RECORDED DATA =
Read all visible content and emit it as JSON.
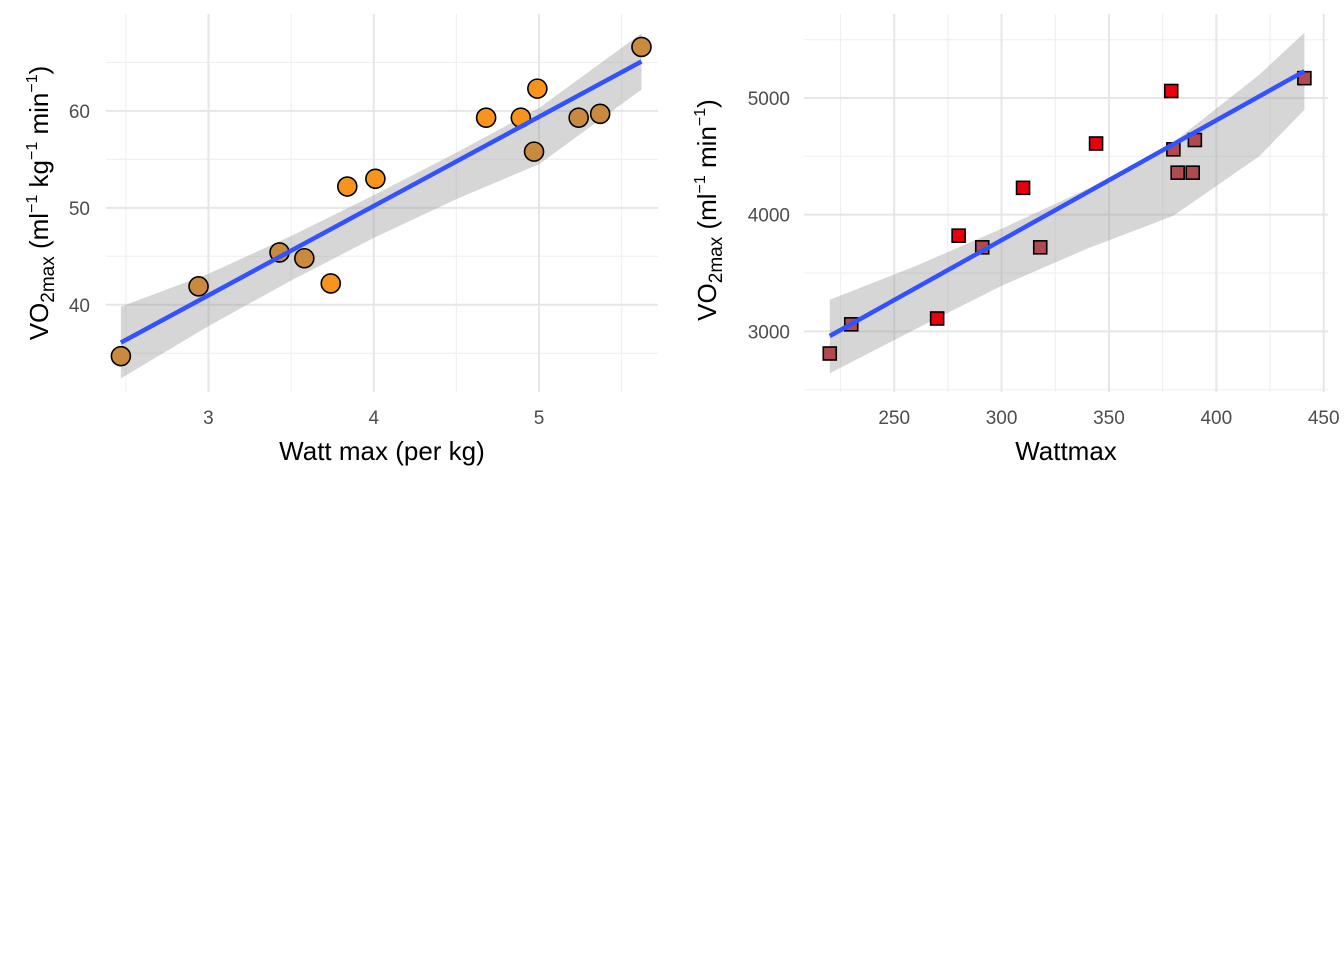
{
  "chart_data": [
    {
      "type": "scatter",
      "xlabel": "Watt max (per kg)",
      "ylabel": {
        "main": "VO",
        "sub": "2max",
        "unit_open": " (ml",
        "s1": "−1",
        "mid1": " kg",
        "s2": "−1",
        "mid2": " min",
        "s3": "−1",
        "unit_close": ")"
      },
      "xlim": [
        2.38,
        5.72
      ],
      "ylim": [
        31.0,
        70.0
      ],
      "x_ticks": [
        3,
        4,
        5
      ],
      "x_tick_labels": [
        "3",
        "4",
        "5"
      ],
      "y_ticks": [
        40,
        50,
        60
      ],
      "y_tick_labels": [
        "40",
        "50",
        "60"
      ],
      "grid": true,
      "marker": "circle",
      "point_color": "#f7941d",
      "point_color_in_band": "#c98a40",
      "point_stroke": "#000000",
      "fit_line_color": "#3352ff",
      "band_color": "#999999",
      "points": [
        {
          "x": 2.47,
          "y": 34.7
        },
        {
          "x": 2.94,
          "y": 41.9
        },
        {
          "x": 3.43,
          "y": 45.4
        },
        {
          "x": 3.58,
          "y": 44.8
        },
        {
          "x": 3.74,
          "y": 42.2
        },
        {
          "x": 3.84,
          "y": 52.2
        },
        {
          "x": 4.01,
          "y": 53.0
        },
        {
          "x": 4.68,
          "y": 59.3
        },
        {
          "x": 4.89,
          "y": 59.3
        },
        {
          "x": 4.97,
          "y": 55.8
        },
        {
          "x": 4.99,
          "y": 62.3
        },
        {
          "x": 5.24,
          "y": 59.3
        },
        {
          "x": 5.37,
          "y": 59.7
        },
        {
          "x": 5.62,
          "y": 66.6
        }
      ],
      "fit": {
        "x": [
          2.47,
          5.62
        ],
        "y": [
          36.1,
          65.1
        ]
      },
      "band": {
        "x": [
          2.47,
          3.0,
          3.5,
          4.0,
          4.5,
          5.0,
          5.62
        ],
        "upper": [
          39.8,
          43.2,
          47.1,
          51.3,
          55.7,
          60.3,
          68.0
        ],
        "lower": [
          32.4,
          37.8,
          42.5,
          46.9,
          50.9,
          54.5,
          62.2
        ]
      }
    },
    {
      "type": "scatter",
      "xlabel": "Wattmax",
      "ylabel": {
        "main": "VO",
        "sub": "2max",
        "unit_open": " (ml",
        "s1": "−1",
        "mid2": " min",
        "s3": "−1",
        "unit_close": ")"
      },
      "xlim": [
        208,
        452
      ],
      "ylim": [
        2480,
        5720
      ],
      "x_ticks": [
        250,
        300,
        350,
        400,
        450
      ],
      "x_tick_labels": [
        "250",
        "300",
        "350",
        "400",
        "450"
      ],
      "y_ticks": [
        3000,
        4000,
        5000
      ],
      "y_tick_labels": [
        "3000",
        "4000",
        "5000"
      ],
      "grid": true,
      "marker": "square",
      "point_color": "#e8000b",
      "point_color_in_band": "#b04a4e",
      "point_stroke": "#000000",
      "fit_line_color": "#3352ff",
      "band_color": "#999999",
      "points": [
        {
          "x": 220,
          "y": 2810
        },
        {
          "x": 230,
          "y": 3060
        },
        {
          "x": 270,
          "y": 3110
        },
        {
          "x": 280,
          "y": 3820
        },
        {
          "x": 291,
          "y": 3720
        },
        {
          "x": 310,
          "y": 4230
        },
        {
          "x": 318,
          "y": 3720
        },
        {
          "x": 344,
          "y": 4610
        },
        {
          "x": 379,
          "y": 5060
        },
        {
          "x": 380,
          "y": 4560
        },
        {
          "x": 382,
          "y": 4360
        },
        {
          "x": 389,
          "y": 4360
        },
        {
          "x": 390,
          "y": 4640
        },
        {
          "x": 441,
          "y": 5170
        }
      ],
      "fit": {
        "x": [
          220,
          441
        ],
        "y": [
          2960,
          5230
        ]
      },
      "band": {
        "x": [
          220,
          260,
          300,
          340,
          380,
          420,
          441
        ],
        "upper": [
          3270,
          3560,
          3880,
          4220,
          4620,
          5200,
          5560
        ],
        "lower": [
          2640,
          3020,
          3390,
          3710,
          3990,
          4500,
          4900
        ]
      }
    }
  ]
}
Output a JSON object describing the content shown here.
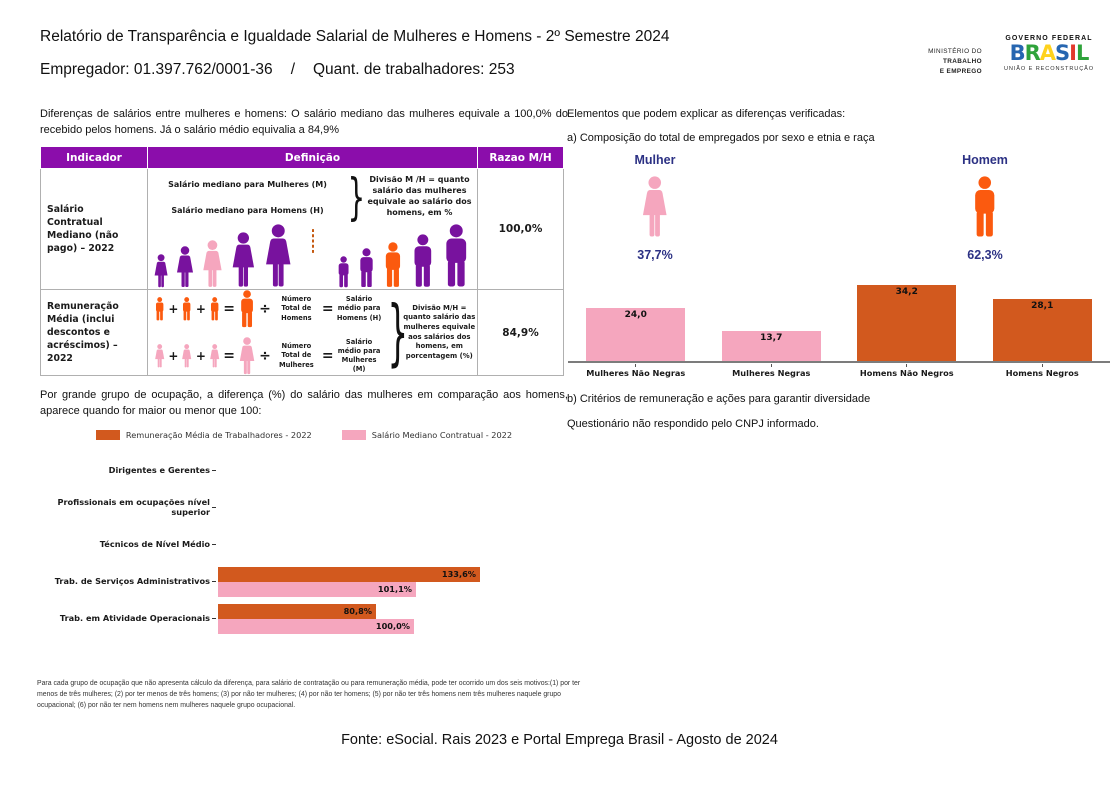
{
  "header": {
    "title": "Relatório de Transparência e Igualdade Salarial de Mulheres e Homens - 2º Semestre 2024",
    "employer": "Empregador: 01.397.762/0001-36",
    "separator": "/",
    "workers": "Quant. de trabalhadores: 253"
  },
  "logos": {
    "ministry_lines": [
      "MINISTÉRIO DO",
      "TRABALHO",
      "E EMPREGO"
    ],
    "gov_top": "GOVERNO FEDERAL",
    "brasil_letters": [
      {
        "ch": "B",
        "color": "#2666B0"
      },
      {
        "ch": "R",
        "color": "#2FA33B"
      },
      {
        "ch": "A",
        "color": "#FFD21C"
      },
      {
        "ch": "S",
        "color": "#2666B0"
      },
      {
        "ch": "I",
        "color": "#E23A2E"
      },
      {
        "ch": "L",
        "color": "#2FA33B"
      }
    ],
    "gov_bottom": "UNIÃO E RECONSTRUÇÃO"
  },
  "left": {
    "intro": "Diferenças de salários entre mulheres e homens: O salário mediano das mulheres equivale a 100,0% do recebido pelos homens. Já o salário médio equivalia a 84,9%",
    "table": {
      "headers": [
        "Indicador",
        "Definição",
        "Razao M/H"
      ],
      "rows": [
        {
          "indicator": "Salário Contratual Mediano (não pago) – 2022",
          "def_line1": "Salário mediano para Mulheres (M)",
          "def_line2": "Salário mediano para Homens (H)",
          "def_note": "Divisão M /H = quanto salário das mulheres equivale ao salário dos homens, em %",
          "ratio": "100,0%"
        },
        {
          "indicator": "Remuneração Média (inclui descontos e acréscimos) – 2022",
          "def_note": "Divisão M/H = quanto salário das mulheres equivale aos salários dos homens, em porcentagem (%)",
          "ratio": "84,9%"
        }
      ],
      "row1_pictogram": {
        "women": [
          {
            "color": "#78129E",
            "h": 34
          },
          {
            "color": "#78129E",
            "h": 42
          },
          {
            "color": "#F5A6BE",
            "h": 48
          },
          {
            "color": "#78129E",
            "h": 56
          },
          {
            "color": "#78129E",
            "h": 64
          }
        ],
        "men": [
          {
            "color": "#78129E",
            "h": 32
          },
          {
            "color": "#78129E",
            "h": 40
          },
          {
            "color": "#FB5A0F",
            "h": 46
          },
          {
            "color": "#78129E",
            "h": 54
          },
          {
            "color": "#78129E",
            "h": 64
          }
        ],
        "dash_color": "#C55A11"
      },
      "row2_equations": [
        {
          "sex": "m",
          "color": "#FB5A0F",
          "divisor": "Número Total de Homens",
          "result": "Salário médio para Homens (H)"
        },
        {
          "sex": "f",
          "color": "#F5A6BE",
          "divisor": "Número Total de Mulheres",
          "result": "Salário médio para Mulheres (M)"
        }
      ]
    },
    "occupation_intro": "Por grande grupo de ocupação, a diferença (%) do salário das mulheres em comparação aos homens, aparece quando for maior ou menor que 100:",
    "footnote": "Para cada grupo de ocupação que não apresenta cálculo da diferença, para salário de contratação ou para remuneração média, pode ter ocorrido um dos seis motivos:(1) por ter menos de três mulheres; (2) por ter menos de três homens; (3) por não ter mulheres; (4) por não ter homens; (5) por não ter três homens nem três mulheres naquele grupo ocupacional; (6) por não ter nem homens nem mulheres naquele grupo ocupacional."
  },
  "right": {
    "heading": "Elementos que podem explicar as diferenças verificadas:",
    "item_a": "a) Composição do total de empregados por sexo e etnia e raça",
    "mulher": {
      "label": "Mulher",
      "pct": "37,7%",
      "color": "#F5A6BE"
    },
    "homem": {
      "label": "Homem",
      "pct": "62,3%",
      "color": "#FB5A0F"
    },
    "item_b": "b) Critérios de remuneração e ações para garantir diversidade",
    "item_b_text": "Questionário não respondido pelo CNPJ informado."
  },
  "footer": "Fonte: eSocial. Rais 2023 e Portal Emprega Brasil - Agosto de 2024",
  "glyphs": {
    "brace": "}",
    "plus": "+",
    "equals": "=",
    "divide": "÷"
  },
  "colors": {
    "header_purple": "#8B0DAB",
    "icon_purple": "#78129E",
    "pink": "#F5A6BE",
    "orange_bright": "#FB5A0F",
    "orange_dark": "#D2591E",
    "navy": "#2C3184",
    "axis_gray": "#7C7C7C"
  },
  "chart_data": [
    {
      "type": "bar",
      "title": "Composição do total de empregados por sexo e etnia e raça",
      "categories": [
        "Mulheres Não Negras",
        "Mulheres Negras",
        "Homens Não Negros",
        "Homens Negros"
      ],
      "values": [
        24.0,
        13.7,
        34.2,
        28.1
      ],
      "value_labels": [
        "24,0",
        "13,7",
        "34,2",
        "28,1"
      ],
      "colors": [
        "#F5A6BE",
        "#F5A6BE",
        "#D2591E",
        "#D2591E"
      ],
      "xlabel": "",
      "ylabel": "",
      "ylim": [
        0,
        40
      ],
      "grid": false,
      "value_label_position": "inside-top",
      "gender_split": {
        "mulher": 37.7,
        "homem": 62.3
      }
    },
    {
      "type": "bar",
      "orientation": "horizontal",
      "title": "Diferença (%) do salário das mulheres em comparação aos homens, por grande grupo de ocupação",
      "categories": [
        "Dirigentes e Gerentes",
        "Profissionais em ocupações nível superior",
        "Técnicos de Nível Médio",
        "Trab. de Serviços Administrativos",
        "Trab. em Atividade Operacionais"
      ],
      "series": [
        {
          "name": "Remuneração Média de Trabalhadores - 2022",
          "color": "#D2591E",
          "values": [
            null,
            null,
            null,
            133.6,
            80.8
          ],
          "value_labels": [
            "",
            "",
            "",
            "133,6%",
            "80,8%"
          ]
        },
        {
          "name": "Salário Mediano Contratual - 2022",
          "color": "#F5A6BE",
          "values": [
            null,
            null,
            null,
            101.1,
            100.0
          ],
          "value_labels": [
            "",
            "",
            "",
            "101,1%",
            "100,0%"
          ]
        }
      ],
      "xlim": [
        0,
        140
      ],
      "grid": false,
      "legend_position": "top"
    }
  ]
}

WRITTEN INSTRUCTION =
Each line holding "content" must be found and copied.

RESULT OF THE TASK =
Read all visible content and emit it as JSON.
Output a JSON object describing the content shown here.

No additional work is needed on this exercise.